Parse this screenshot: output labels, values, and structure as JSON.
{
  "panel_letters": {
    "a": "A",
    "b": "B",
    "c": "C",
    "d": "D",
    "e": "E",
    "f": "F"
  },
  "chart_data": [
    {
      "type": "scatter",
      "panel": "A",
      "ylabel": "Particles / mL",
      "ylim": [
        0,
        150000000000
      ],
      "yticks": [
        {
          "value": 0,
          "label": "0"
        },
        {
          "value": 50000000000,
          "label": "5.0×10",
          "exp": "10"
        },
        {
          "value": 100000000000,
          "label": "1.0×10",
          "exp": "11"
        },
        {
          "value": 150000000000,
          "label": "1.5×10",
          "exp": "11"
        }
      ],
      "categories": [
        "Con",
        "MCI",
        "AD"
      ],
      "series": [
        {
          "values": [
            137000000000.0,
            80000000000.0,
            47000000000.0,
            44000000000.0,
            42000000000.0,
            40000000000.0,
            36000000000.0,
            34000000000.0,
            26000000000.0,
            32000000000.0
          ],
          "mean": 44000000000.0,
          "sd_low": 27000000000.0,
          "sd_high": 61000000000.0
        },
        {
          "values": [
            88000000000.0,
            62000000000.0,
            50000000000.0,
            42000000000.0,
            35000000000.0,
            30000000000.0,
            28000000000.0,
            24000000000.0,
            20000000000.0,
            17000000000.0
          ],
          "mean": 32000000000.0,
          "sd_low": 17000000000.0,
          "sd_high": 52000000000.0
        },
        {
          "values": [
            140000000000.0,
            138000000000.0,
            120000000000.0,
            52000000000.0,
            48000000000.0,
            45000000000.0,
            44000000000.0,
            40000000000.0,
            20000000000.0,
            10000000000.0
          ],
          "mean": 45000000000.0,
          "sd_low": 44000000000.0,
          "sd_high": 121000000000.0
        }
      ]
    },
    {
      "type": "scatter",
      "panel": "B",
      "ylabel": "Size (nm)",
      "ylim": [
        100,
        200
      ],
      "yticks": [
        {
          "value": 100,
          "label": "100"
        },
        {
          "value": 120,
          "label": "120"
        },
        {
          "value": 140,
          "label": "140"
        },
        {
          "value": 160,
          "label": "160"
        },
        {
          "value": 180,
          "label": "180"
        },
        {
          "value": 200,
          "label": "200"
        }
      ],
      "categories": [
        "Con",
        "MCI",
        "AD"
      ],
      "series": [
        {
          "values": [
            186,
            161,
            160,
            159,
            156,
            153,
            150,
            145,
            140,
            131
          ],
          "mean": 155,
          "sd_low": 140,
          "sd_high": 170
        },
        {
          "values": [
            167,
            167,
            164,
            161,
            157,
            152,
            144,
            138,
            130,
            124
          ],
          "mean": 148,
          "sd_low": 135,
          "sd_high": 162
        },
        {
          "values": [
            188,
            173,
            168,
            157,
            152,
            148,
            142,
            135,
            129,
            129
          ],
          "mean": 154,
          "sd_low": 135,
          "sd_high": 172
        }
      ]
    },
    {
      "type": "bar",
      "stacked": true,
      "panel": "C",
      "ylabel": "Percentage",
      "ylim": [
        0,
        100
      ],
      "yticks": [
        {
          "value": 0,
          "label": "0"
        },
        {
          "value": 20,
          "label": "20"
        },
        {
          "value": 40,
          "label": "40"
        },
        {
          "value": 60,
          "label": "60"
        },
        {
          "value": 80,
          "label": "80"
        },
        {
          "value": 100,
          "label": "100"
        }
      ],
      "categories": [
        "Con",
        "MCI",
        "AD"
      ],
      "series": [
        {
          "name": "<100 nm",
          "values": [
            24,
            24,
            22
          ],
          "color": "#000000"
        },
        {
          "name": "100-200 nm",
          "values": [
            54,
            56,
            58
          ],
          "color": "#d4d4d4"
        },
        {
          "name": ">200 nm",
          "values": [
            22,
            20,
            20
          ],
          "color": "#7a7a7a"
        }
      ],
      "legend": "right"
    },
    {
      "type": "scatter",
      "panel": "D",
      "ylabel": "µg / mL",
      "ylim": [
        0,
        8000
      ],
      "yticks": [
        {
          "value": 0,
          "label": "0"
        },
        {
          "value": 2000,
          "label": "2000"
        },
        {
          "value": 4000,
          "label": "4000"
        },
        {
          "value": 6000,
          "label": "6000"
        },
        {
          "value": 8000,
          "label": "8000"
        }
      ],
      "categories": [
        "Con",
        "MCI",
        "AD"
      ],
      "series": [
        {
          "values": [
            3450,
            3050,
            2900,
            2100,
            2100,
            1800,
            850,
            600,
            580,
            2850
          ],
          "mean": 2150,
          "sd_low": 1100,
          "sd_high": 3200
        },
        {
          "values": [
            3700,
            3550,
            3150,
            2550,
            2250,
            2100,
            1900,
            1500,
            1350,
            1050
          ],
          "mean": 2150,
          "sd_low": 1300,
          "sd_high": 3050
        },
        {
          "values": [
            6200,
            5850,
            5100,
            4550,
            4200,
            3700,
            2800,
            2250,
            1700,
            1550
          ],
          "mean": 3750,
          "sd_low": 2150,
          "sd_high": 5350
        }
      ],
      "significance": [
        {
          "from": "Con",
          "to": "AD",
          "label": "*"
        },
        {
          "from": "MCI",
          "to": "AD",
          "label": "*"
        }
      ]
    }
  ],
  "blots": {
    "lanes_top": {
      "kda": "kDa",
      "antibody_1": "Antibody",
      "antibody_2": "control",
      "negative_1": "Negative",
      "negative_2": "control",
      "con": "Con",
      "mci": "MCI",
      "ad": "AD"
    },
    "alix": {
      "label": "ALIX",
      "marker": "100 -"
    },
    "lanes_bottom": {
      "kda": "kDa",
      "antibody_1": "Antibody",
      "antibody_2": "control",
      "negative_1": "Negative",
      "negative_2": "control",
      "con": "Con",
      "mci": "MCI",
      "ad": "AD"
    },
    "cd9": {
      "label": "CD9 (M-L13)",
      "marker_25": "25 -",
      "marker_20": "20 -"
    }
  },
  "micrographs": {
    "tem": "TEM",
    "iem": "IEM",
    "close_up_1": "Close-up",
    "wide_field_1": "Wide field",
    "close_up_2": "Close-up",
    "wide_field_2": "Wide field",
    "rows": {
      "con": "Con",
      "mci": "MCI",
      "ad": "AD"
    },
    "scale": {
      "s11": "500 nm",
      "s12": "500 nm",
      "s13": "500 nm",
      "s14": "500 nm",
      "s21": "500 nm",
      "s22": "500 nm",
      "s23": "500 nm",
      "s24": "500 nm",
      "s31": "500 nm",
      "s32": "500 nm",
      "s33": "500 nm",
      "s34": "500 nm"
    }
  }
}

########################################

■ TASK ITEM
Copy out each entry exactly, leaving nothing out.

■ SOLUTION TO THIS TASK
Parse this screenshot: output labels, values, and structure as JSON.
{
  "panel_letters": {
    "a": "A",
    "b": "B",
    "c": "C",
    "d": "D",
    "e": "E",
    "f": "F"
  },
  "chart_data": [
    {
      "type": "scatter",
      "panel": "A",
      "ylabel": "Particles / mL",
      "ylim": [
        0,
        150000000000
      ],
      "yticks": [
        {
          "value": 0,
          "label": "0"
        },
        {
          "value": 50000000000,
          "label": "5.0×10",
          "exp": "10"
        },
        {
          "value": 100000000000,
          "label": "1.0×10",
          "exp": "11"
        },
        {
          "value": 150000000000,
          "label": "1.5×10",
          "exp": "11"
        }
      ],
      "categories": [
        "Con",
        "MCI",
        "AD"
      ],
      "series": [
        {
          "values": [
            137000000000.0,
            80000000000.0,
            47000000000.0,
            44000000000.0,
            42000000000.0,
            40000000000.0,
            36000000000.0,
            34000000000.0,
            26000000000.0,
            32000000000.0
          ],
          "mean": 44000000000.0,
          "sd_low": 27000000000.0,
          "sd_high": 61000000000.0
        },
        {
          "values": [
            88000000000.0,
            62000000000.0,
            50000000000.0,
            42000000000.0,
            35000000000.0,
            30000000000.0,
            28000000000.0,
            24000000000.0,
            20000000000.0,
            17000000000.0
          ],
          "mean": 32000000000.0,
          "sd_low": 17000000000.0,
          "sd_high": 52000000000.0
        },
        {
          "values": [
            140000000000.0,
            138000000000.0,
            120000000000.0,
            52000000000.0,
            48000000000.0,
            45000000000.0,
            44000000000.0,
            40000000000.0,
            20000000000.0,
            10000000000.0
          ],
          "mean": 45000000000.0,
          "sd_low": 44000000000.0,
          "sd_high": 121000000000.0
        }
      ]
    },
    {
      "type": "scatter",
      "panel": "B",
      "ylabel": "Size (nm)",
      "ylim": [
        100,
        200
      ],
      "yticks": [
        {
          "value": 100,
          "label": "100"
        },
        {
          "value": 120,
          "label": "120"
        },
        {
          "value": 140,
          "label": "140"
        },
        {
          "value": 160,
          "label": "160"
        },
        {
          "value": 180,
          "label": "180"
        },
        {
          "value": 200,
          "label": "200"
        }
      ],
      "categories": [
        "Con",
        "MCI",
        "AD"
      ],
      "series": [
        {
          "values": [
            186,
            161,
            160,
            159,
            156,
            153,
            150,
            145,
            140,
            131
          ],
          "mean": 155,
          "sd_low": 140,
          "sd_high": 170
        },
        {
          "values": [
            167,
            167,
            164,
            161,
            157,
            152,
            144,
            138,
            130,
            124
          ],
          "mean": 148,
          "sd_low": 135,
          "sd_high": 162
        },
        {
          "values": [
            188,
            173,
            168,
            157,
            152,
            148,
            142,
            135,
            129,
            129
          ],
          "mean": 154,
          "sd_low": 135,
          "sd_high": 172
        }
      ]
    },
    {
      "type": "bar",
      "stacked": true,
      "panel": "C",
      "ylabel": "Percentage",
      "ylim": [
        0,
        100
      ],
      "yticks": [
        {
          "value": 0,
          "label": "0"
        },
        {
          "value": 20,
          "label": "20"
        },
        {
          "value": 40,
          "label": "40"
        },
        {
          "value": 60,
          "label": "60"
        },
        {
          "value": 80,
          "label": "80"
        },
        {
          "value": 100,
          "label": "100"
        }
      ],
      "categories": [
        "Con",
        "MCI",
        "AD"
      ],
      "series": [
        {
          "name": "<100 nm",
          "values": [
            24,
            24,
            22
          ],
          "color": "#000000"
        },
        {
          "name": "100-200 nm",
          "values": [
            54,
            56,
            58
          ],
          "color": "#d4d4d4"
        },
        {
          "name": ">200 nm",
          "values": [
            22,
            20,
            20
          ],
          "color": "#7a7a7a"
        }
      ],
      "legend": "right"
    },
    {
      "type": "scatter",
      "panel": "D",
      "ylabel": "µg / mL",
      "ylim": [
        0,
        8000
      ],
      "yticks": [
        {
          "value": 0,
          "label": "0"
        },
        {
          "value": 2000,
          "label": "2000"
        },
        {
          "value": 4000,
          "label": "4000"
        },
        {
          "value": 6000,
          "label": "6000"
        },
        {
          "value": 8000,
          "label": "8000"
        }
      ],
      "categories": [
        "Con",
        "MCI",
        "AD"
      ],
      "series": [
        {
          "values": [
            3450,
            3050,
            2900,
            2100,
            2100,
            1800,
            850,
            600,
            580,
            2850
          ],
          "mean": 2150,
          "sd_low": 1100,
          "sd_high": 3200
        },
        {
          "values": [
            3700,
            3550,
            3150,
            2550,
            2250,
            2100,
            1900,
            1500,
            1350,
            1050
          ],
          "mean": 2150,
          "sd_low": 1300,
          "sd_high": 3050
        },
        {
          "values": [
            6200,
            5850,
            5100,
            4550,
            4200,
            3700,
            2800,
            2250,
            1700,
            1550
          ],
          "mean": 3750,
          "sd_low": 2150,
          "sd_high": 5350
        }
      ],
      "significance": [
        {
          "from": "Con",
          "to": "AD",
          "label": "*"
        },
        {
          "from": "MCI",
          "to": "AD",
          "label": "*"
        }
      ]
    }
  ],
  "blots": {
    "lanes_top": {
      "kda": "kDa",
      "antibody_1": "Antibody",
      "antibody_2": "control",
      "negative_1": "Negative",
      "negative_2": "control",
      "con": "Con",
      "mci": "MCI",
      "ad": "AD"
    },
    "alix": {
      "label": "ALIX",
      "marker": "100 -"
    },
    "lanes_bottom": {
      "kda": "kDa",
      "antibody_1": "Antibody",
      "antibody_2": "control",
      "negative_1": "Negative",
      "negative_2": "control",
      "con": "Con",
      "mci": "MCI",
      "ad": "AD"
    },
    "cd9": {
      "label": "CD9 (M-L13)",
      "marker_25": "25 -",
      "marker_20": "20 -"
    }
  },
  "micrographs": {
    "tem": "TEM",
    "iem": "IEM",
    "close_up_1": "Close-up",
    "wide_field_1": "Wide field",
    "close_up_2": "Close-up",
    "wide_field_2": "Wide field",
    "rows": {
      "con": "Con",
      "mci": "MCI",
      "ad": "AD"
    },
    "scale": {
      "s11": "500 nm",
      "s12": "500 nm",
      "s13": "500 nm",
      "s14": "500 nm",
      "s21": "500 nm",
      "s22": "500 nm",
      "s23": "500 nm",
      "s24": "500 nm",
      "s31": "500 nm",
      "s32": "500 nm",
      "s33": "500 nm",
      "s34": "500 nm"
    }
  }
}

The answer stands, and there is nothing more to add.